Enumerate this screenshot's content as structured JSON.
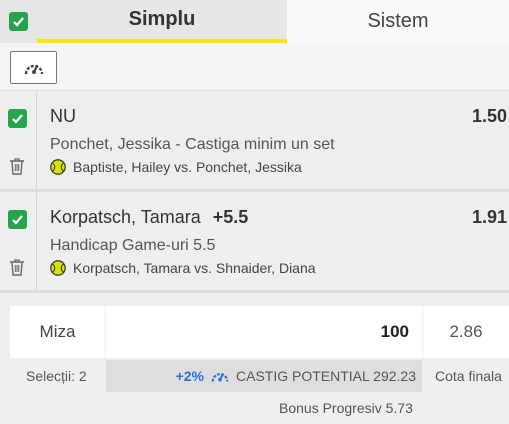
{
  "tabs": {
    "all_checked": true,
    "simplu": "Simplu",
    "sistem": "Sistem"
  },
  "toolbar": {
    "speed_icon": "speedometer-icon"
  },
  "bets": [
    {
      "checked": true,
      "pick": "NU",
      "handicap": "",
      "odds": "1.50",
      "market": "Ponchet, Jessika - Castiga minim un set",
      "event": "Baptiste, Hailey vs. Ponchet, Jessika",
      "sport_icon": "tennis-ball-icon"
    },
    {
      "checked": true,
      "pick": "Korpatsch, Tamara",
      "handicap": "+5.5",
      "odds": "1.91",
      "market": "Handicap Game-uri 5.5",
      "event": "Korpatsch, Tamara vs. Shnaider, Diana",
      "sport_icon": "tennis-ball-icon"
    }
  ],
  "stake": {
    "label": "Miza",
    "value": "100",
    "total_odds": "2.86"
  },
  "summary": {
    "selections": "Selecții: 2",
    "boost": "+2%",
    "potential": "CASTIG POTENTIAL 292.23",
    "odds_label": "Cota finala",
    "bonus": "Bonus Progresiv 5.73"
  },
  "colors": {
    "check_green": "#26a34d",
    "tab_accent": "#f5ea00",
    "boost_blue": "#2a6fd6",
    "tennis_ball": "#d6e600"
  }
}
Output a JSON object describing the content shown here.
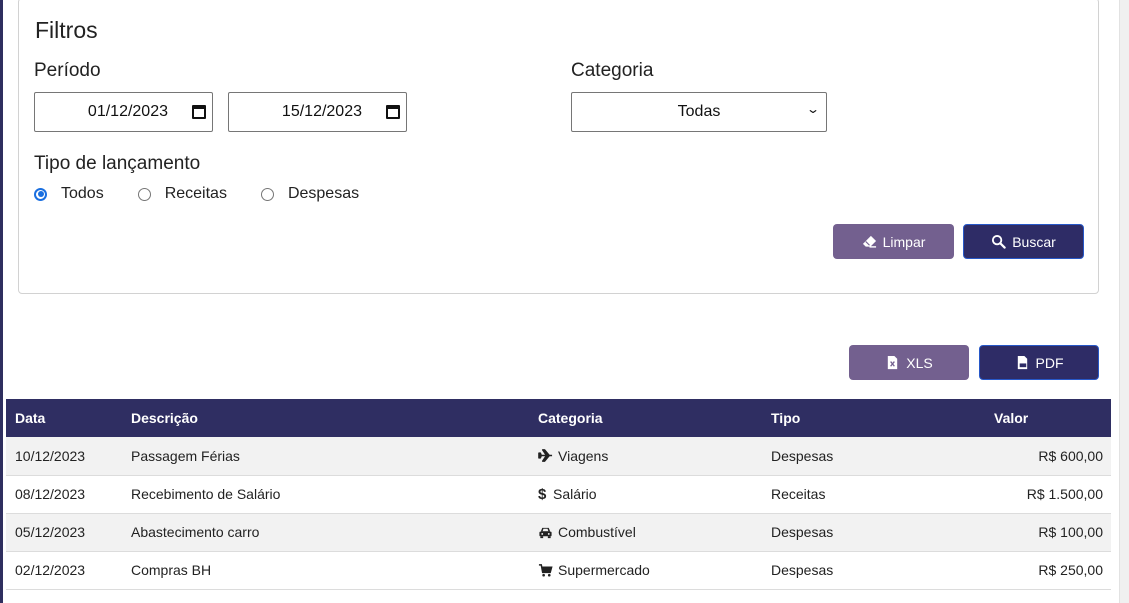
{
  "filters": {
    "title": "Filtros",
    "period_label": "Período",
    "date_from": "01/12/2023",
    "date_to": "15/12/2023",
    "category_label": "Categoria",
    "category_selected": "Todas",
    "type_label": "Tipo de lançamento",
    "type_options": [
      "Todos",
      "Receitas",
      "Despesas"
    ],
    "type_selected": "Todos",
    "clear_label": "Limpar",
    "search_label": "Buscar"
  },
  "export": {
    "xls_label": "XLS",
    "pdf_label": "PDF"
  },
  "table": {
    "headers": [
      "Data",
      "Descrição",
      "Categoria",
      "Tipo",
      "Valor"
    ],
    "rows": [
      {
        "date": "10/12/2023",
        "description": "Passagem Férias",
        "category": "Viagens",
        "category_icon": "plane-icon",
        "type": "Despesas",
        "value": "R$ 600,00",
        "kind": "negative"
      },
      {
        "date": "08/12/2023",
        "description": "Recebimento de Salário",
        "category": "Salário",
        "category_icon": "dollar-icon",
        "type": "Receitas",
        "value": "R$ 1.500,00",
        "kind": "positive"
      },
      {
        "date": "05/12/2023",
        "description": "Abastecimento carro",
        "category": "Combustível",
        "category_icon": "car-icon",
        "type": "Despesas",
        "value": "R$ 100,00",
        "kind": "negative"
      },
      {
        "date": "02/12/2023",
        "description": "Compras BH",
        "category": "Supermercado",
        "category_icon": "cart-icon",
        "type": "Despesas",
        "value": "R$ 250,00",
        "kind": "negative"
      }
    ]
  },
  "colors": {
    "header_bg": "#2f2e62",
    "button_purple": "#73608f",
    "button_navy": "#2e2c66",
    "negative": "#c0151e",
    "positive": "#20a44a"
  }
}
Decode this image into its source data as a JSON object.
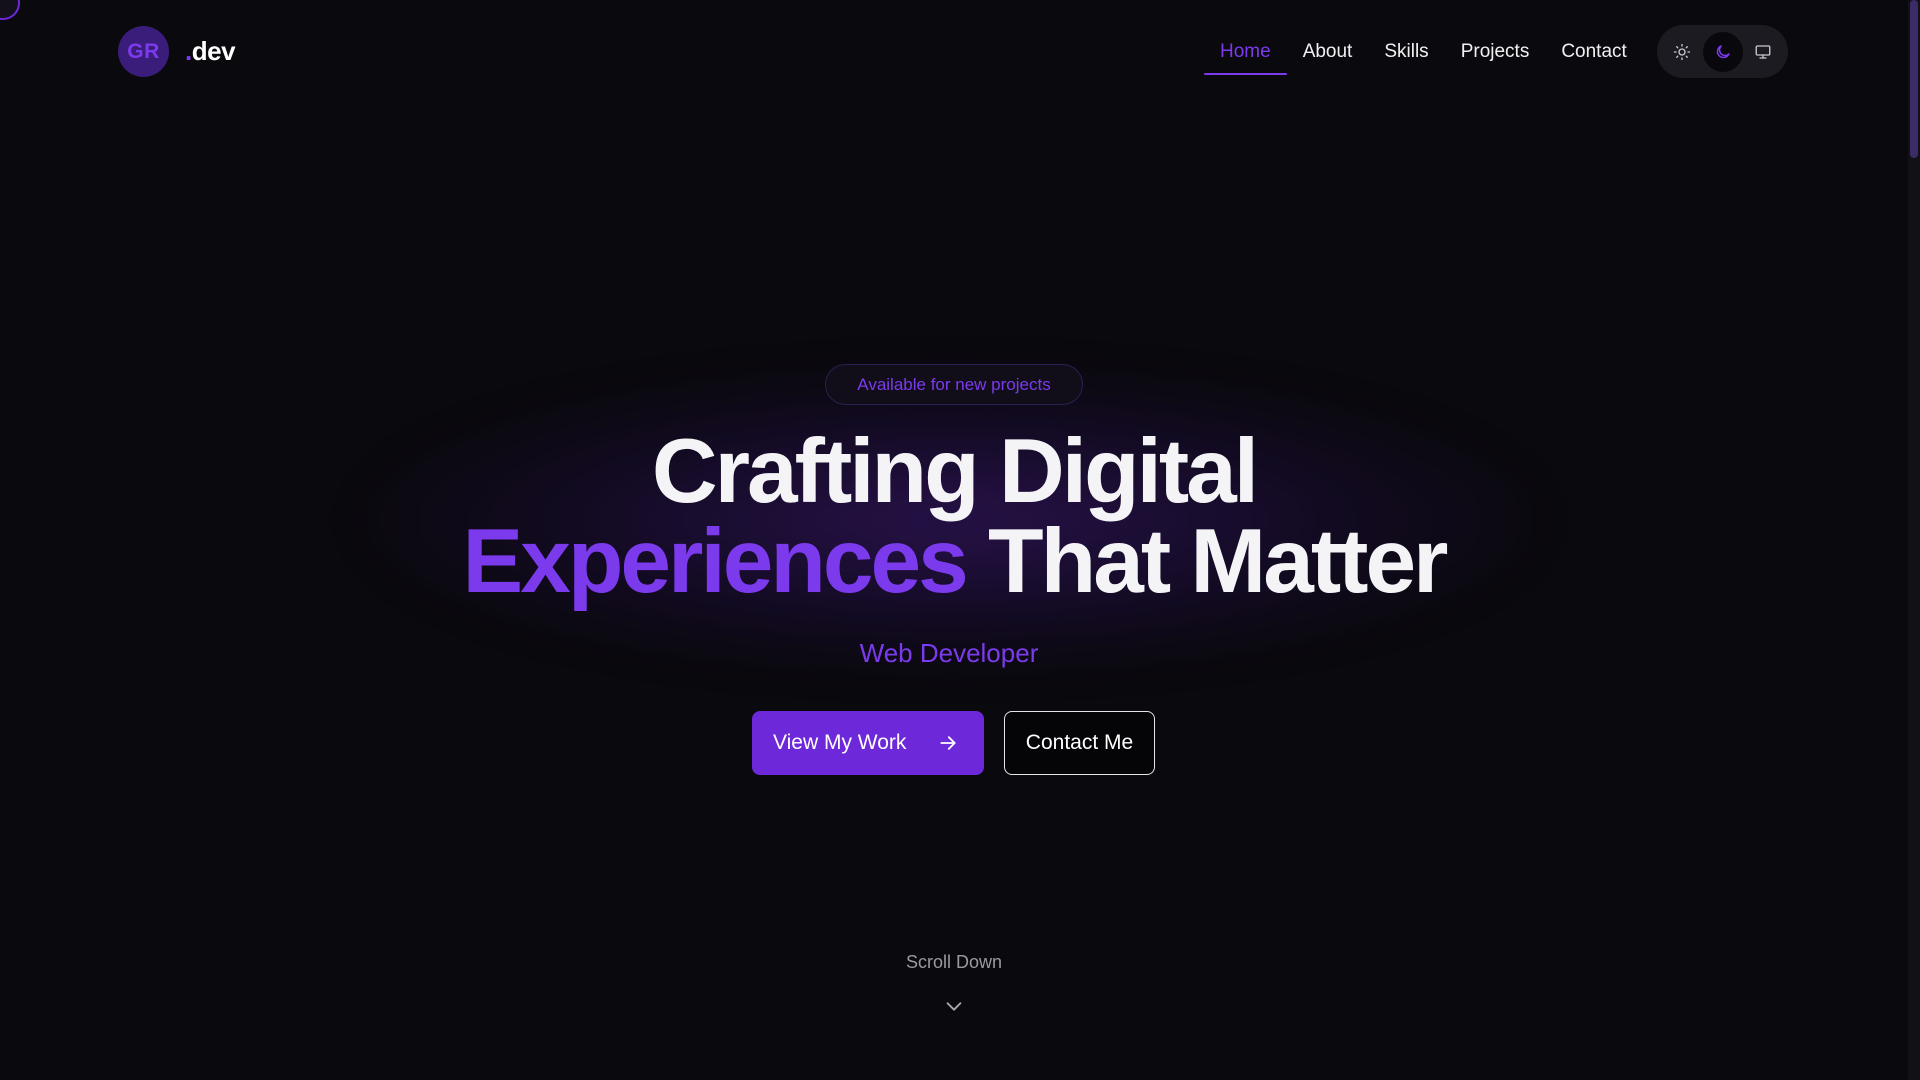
{
  "brand": {
    "initials": "GR",
    "dot": ".",
    "suffix": "dev"
  },
  "nav": {
    "items": [
      {
        "label": "Home",
        "active": true
      },
      {
        "label": "About"
      },
      {
        "label": "Skills"
      },
      {
        "label": "Projects"
      },
      {
        "label": "Contact"
      }
    ]
  },
  "theme_switcher": {
    "options": [
      {
        "icon": "sun-icon",
        "mode": "light"
      },
      {
        "icon": "moon-icon",
        "mode": "dark",
        "active": true
      },
      {
        "icon": "monitor-icon",
        "mode": "system"
      }
    ]
  },
  "hero": {
    "badge": "Available for new projects",
    "headline_line1": "Crafting Digital",
    "headline_accent": "Experiences",
    "headline_rest": " That Matter",
    "role": "Web Developer",
    "primary_cta": "View My Work",
    "secondary_cta": "Contact Me",
    "scroll_hint": "Scroll Down"
  },
  "colors": {
    "background": "#0a090d",
    "accent": "#7c3aed",
    "button_primary": "#6d28d9",
    "text": "#f4f4f6"
  }
}
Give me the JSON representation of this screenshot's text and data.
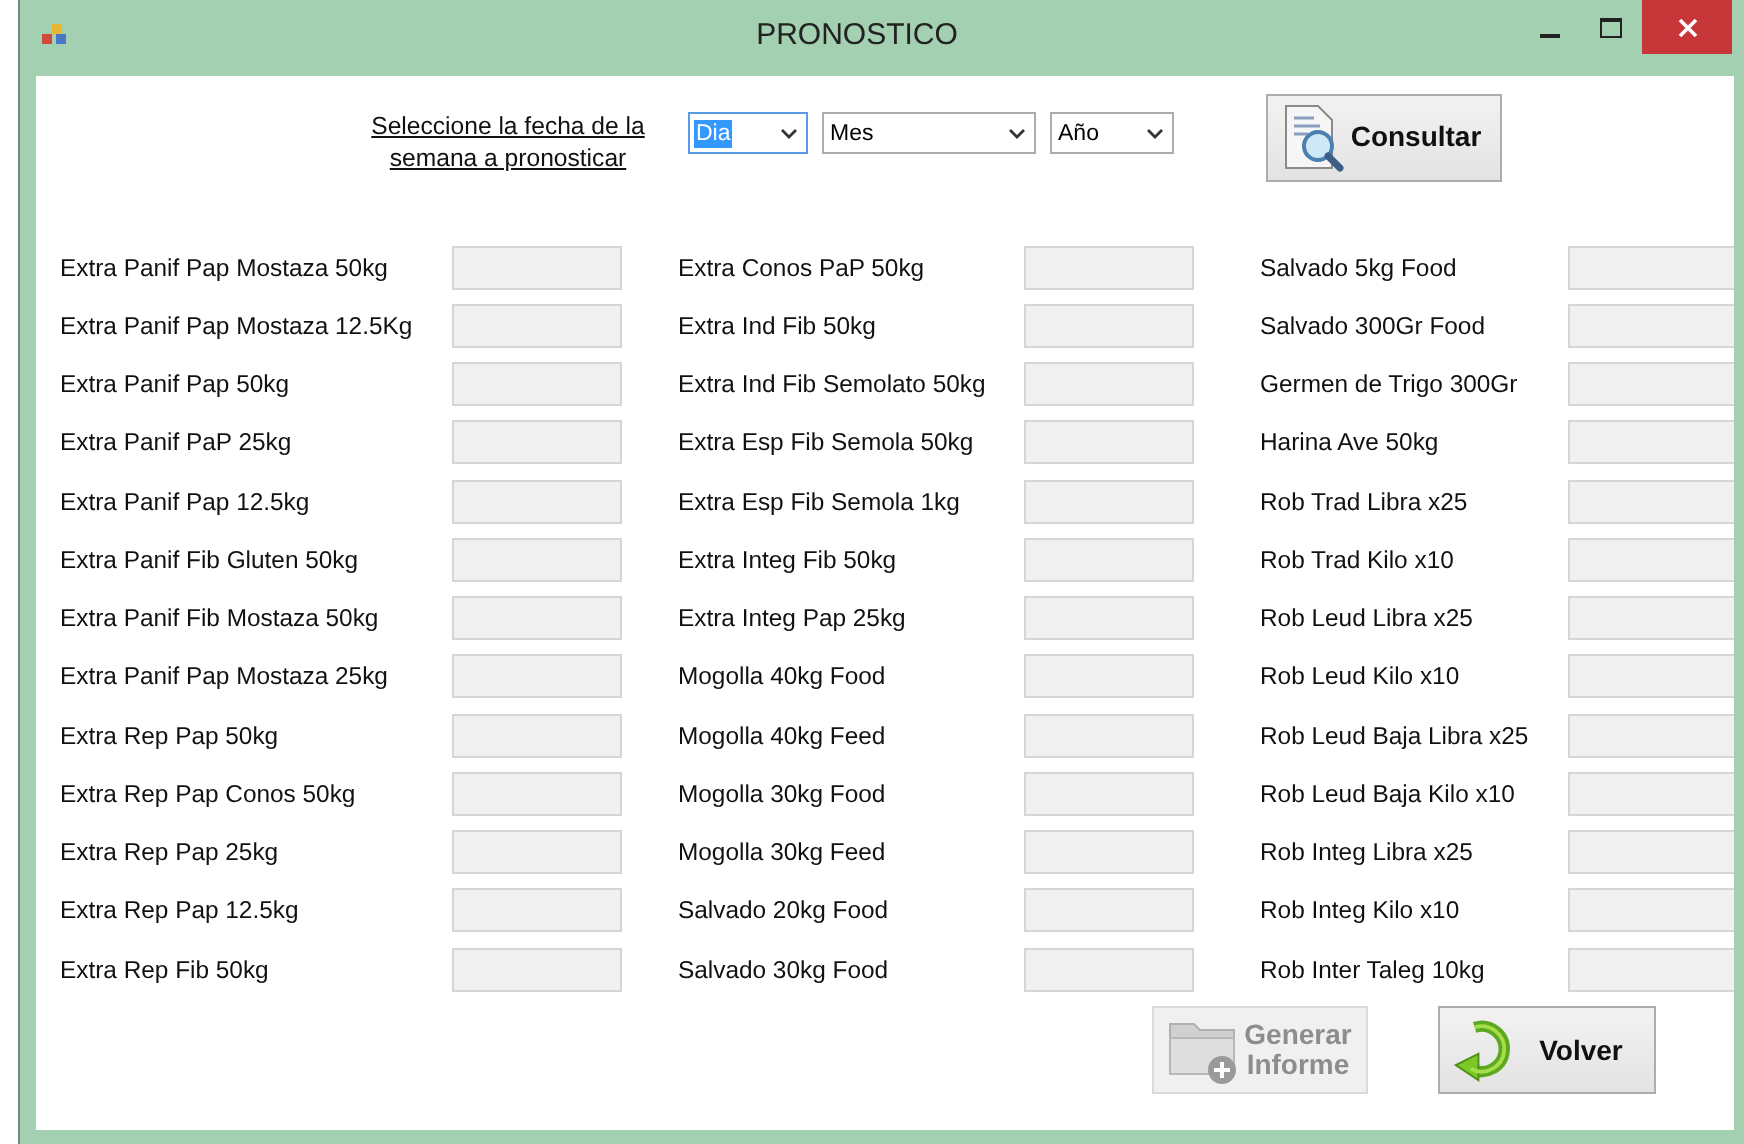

-------------------------

TASK REQUIREMENTS:
Pictures in the records above are left out; print everything else exactly as written.

WORKED SOLUTION:
Enumerate this screenshot's content as structured JSON.
{
  "tabs": {
    "all_checked": true,
    "simplu": "Simplu",
    "sistem": "Sistem"
  },
  "toolbar": {
    "speed_icon": "speedometer-icon"
  },
  "bets": [
    {
      "checked": true,
      "pick": "NU",
      "handicap": "",
      "odds": "1.50",
      "market": "Ponchet, Jessika - Castiga minim un set",
      "event": "Baptiste, Hailey vs. Ponchet, Jessika",
      "sport_icon": "tennis-ball-icon"
    },
    {
      "checked": true,
      "pick": "Korpatsch, Tamara",
      "handicap": "+5.5",
      "odds": "1.91",
      "market": "Handicap Game-uri 5.5",
      "event": "Korpatsch, Tamara vs. Shnaider, Diana",
      "sport_icon": "tennis-ball-icon"
    }
  ],
  "stake": {
    "label": "Miza",
    "value": "100",
    "total_odds": "2.86"
  },
  "summary": {
    "selections": "Selecții: 2",
    "boost": "+2%",
    "potential": "CASTIG POTENTIAL 292.23",
    "odds_label": "Cota finala",
    "bonus": "Bonus Progresiv 5.73"
  },
  "colors": {
    "check_green": "#26a34d",
    "tab_accent": "#f5ea00",
    "boost_blue": "#2a6fd6",
    "tennis_ball": "#d6e600"
  }
}
Output a JSON object describing the content shown here.
{
  "filters": {
    "title": "Filtros",
    "period_label": "Período",
    "date_from": "01/12/2023",
    "date_to": "15/12/2023",
    "category_label": "Categoria",
    "category_selected": "Todas",
    "type_label": "Tipo de lançamento",
    "type_options": [
      "Todos",
      "Receitas",
      "Despesas"
    ],
    "type_selected": "Todos",
    "clear_label": "Limpar",
    "search_label": "Buscar"
  },
  "export": {
    "xls_label": "XLS",
    "pdf_label": "PDF"
  },
  "table": {
    "headers": [
      "Data",
      "Descrição",
      "Categoria",
      "Tipo",
      "Valor"
    ],
    "rows": [
      {
        "date": "10/12/2023",
        "description": "Passagem Férias",
        "category": "Viagens",
        "category_icon": "plane-icon",
        "type": "Despesas",
        "value": "R$ 600,00",
        "kind": "negative"
      },
      {
        "date": "08/12/2023",
        "description": "Recebimento de Salário",
        "category": "Salário",
        "category_icon": "dollar-icon",
        "type": "Receitas",
        "value": "R$ 1.500,00",
        "kind": "positive"
      },
      {
        "date": "05/12/2023",
        "description": "Abastecimento carro",
        "category": "Combustível",
        "category_icon": "car-icon",
        "type": "Despesas",
        "value": "R$ 100,00",
        "kind": "negative"
      },
      {
        "date": "02/12/2023",
        "description": "Compras BH",
        "category": "Supermercado",
        "category_icon": "cart-icon",
        "type": "Despesas",
        "value": "R$ 250,00",
        "kind": "negative"
      }
    ]
  },
  "colors": {
    "header_bg": "#2f2e62",
    "button_purple": "#73608f",
    "button_navy": "#2e2c66",
    "negative": "#c0151e",
    "positive": "#20a44a"
  }
}
Decode this image into its source data as a JSON object.
{
  "brand": {
    "initials": "GR",
    "dot": ".",
    "suffix": "dev"
  },
  "nav": {
    "items": [
      {
        "label": "Home",
        "active": true
      },
      {
        "label": "About"
      },
      {
        "label": "Skills"
      },
      {
        "label": "Projects"
      },
      {
        "label": "Contact"
      }
    ]
  },
  "theme_switcher": {
    "options": [
      {
        "icon": "sun-icon",
        "mode": "light"
      },
      {
        "icon": "moon-icon",
        "mode": "dark",
        "active": true
      },
      {
        "icon": "monitor-icon",
        "mode": "system"
      }
    ]
  },
  "hero": {
    "badge": "Available for new projects",
    "headline_line1": "Crafting Digital",
    "headline_accent": "Experiences",
    "headline_rest": " That Matter",
    "role": "Web Developer",
    "primary_cta": "View My Work",
    "secondary_cta": "Contact Me",
    "scroll_hint": "Scroll Down"
  },
  "colors": {
    "background": "#0a090d",
    "accent": "#7c3aed",
    "button_primary": "#6d28d9",
    "text": "#f4f4f6"
  }
}
Give me the JSON representation of this screenshot's text and data.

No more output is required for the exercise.